[Dataset records]
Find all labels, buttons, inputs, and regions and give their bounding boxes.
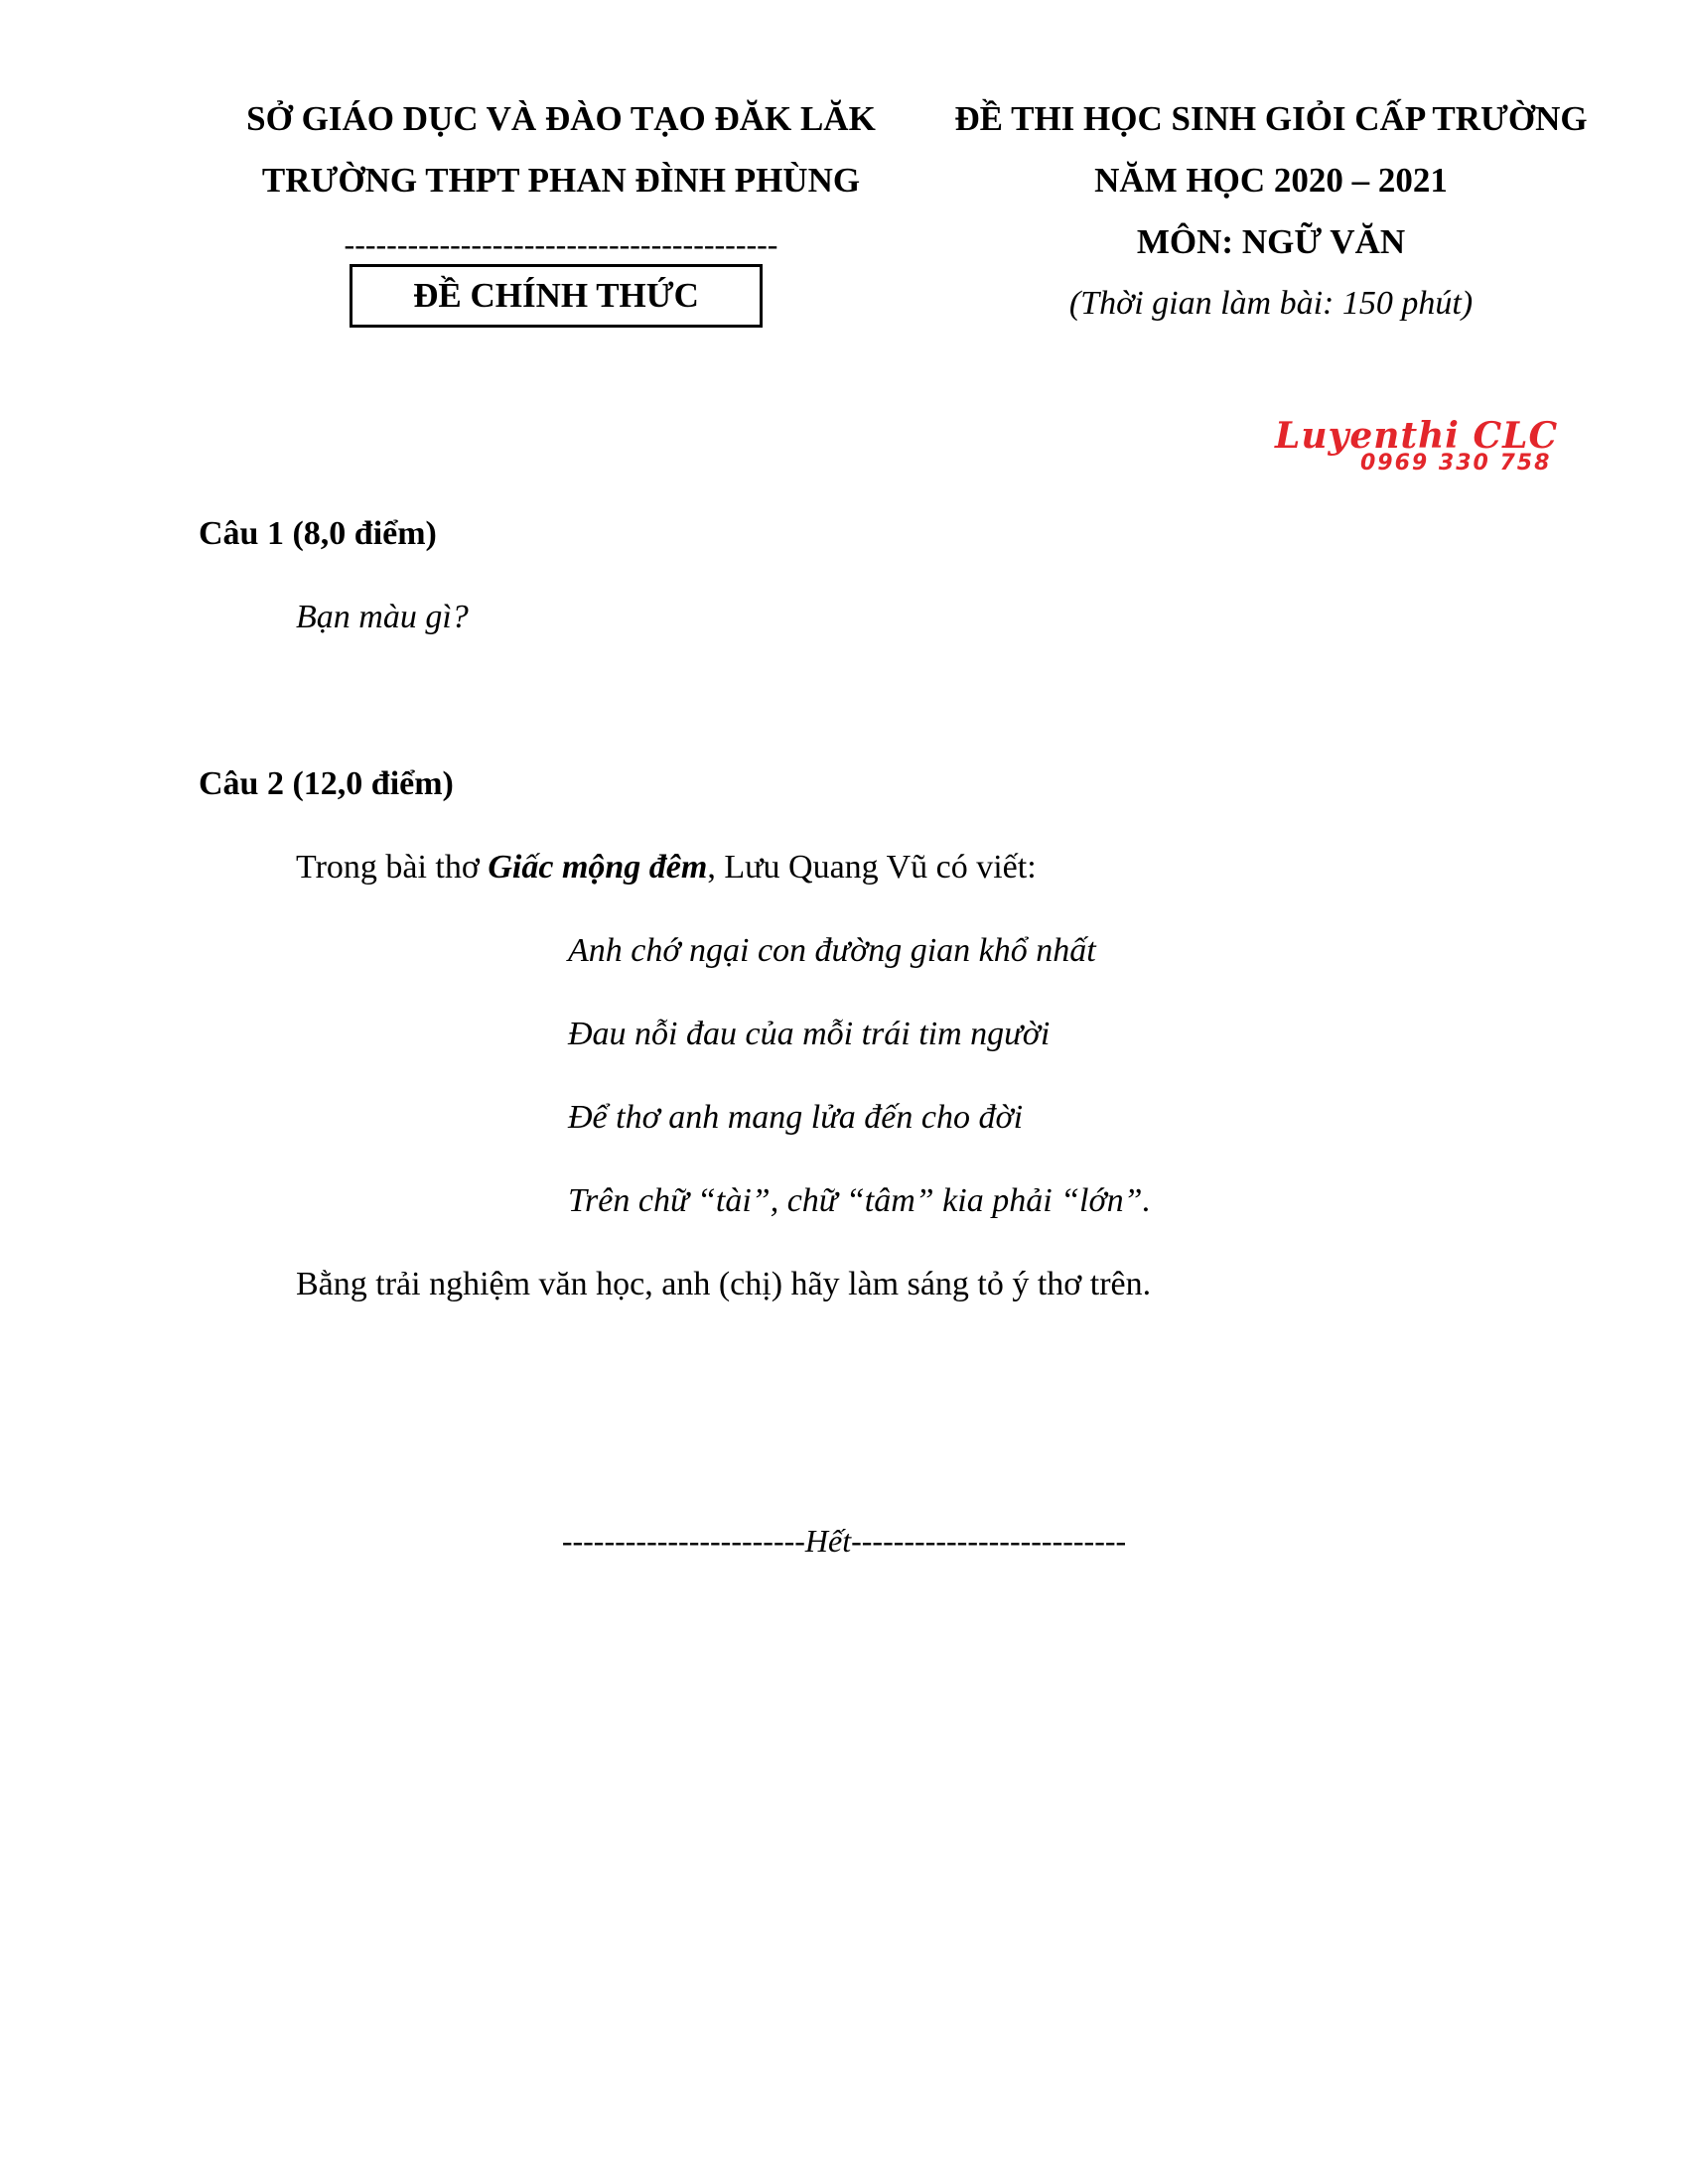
subject-label: MÔN: NGỮ VĂN	[1136, 222, 1406, 261]
header-separator: -----------------------------------------	[344, 226, 778, 262]
poem-line-2: Đau nỗi đau của mỗi trái tim người	[568, 1016, 1051, 1052]
official-exam-label: ĐỀ CHÍNH THỨC	[350, 264, 763, 328]
end-dashes-right: --------------------------	[851, 1523, 1127, 1559]
question-2-task: Bằng trải nghiệm văn học, anh (chị) hãy làm sáng tỏ ý thơ trên.	[296, 1266, 1152, 1302]
poem-line-3: Để thơ anh mang lửa đến cho đời	[568, 1099, 1024, 1136]
question-2-intro	[296, 846, 1037, 889]
department-name: SỞ GIÁO DỤC VÀ ĐÀO TẠO ĐĂK LĂK	[246, 99, 876, 138]
watermark-logo	[1253, 415, 1581, 484]
watermark-name: Luyenthi CLC	[1275, 415, 1559, 457]
school-year: NĂM HỌC 2020 – 2021	[1094, 161, 1448, 200]
watermark-phone: 0969 330 758	[1360, 451, 1552, 476]
intro-text-after: , Lưu Quang Vũ có viết:	[707, 849, 1037, 886]
question-1-prompt: Bạn màu gì?	[296, 599, 469, 635]
question-2-title: Câu 2 (12,0 điểm)	[199, 765, 454, 802]
end-of-exam-marker	[0, 1519, 1688, 1563]
poem-line-4: Trên chữ “tài”, chữ “tâm” kia phải “lớn”.	[568, 1182, 1152, 1219]
exam-title: ĐỀ THI HỌC SINH GIỎI CẤP TRƯỜNG	[954, 99, 1588, 138]
school-name: TRƯỜNG THPT PHAN ĐÌNH PHÙNG	[261, 161, 861, 200]
end-word: Hết	[804, 1523, 852, 1559]
poem-title: Giấc mộng đêm	[488, 849, 708, 886]
time-note: (Thời gian làm bài: 150 phút)	[1068, 285, 1474, 322]
intro-text-before: Trong bài thơ	[296, 849, 489, 886]
end-dashes-left: -----------------------	[561, 1523, 805, 1559]
question-1-title: Câu 1 (8,0 điểm)	[199, 515, 437, 552]
poem-line-1: Anh chớ ngại con đường gian khổ nhất	[568, 932, 1096, 969]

* [EXERCISE OBJECTIVE]:
Recast every line of the rows above as a Markdown table with the columns "No." and "Line," numbering each line and skipping blank ones. Leave the pictures out.

* [RESULT OF THE EXERCISE]:
| No. | Line |
|---|---|
| 1 | Find all labels, buttons, inputs, and regions and give their bounding boxes. |
| 2 | subject-label: MÔN: NGỮ VĂN	[1136, 222, 1406, 261] |
| 3 | header-separator: -----------------------------------------	[344, 226, 778, 262] |
| 4 | poem-line-2: Đau nỗi đau của mỗi trái tim người	[568, 1016, 1051, 1052] |
| 5 | official-exam-label: ĐỀ CHÍNH THỨC	[350, 264, 763, 328] |
| 6 | end-dashes-right: --------------------------	[851, 1523, 1127, 1559] |
| 7 | question-2-task: Bằng trải nghiệm văn học, anh (chị) hãy làm sáng tỏ ý thơ trên.	[296, 1266, 1152, 1302] |
| 8 | poem-line-3: Để thơ anh mang lửa đến cho đời	[568, 1099, 1024, 1136] |
| 9 | question-2-intro	[296, 846, 1037, 889] |
| 10 | department-name: SỞ GIÁO DỤC VÀ ĐÀO TẠO ĐĂK LĂK	[246, 99, 876, 138] |
| 11 | watermark-logo	[1253, 415, 1581, 484] |
| 12 | watermark-name: Luyenthi CLC	[1275, 415, 1559, 457] |
| 13 | school-year: NĂM HỌC 2020 – 2021	[1094, 161, 1448, 200] |
| 14 | watermark-phone: 0969 330 758	[1360, 451, 1552, 476] |
| 15 | intro-text-after: , Lưu Quang Vũ có viết:	[707, 849, 1037, 886] |
| 16 | question-1-prompt: Bạn màu gì?	[296, 599, 469, 635] |
| 17 | question-2-title: Câu 2 (12,0 điểm)	[199, 765, 454, 802] |
| 18 | end-of-exam-marker	[0, 1519, 1688, 1563] |
| 19 | poem-line-4: Trên chữ “tài”, chữ “tâm” kia phải “lớn”.	[568, 1182, 1152, 1219] |
| 20 | exam-title: ĐỀ THI HỌC SINH GIỎI CẤP TRƯỜNG	[954, 99, 1588, 138] |
| 21 | school-name: TRƯỜNG THPT PHAN ĐÌNH PHÙNG	[261, 161, 861, 200] |
| 22 | end-word: Hết	[804, 1523, 852, 1559] |
| 23 | poem-title: Giấc mộng đêm	[488, 849, 708, 886] |
| 24 | time-note: (Thời gian làm bài: 150 phút)	[1068, 285, 1474, 322] |
| 25 | intro-text-before: Trong bài thơ	[296, 849, 489, 886] |
| 26 | end-dashes-left: -----------------------	[561, 1523, 805, 1559] |
| 27 | question-1-title: Câu 1 (8,0 điểm)	[199, 515, 437, 552] |
| 28 | poem-line-1: Anh chớ ngại con đường gian khổ nhất	[568, 932, 1096, 969] |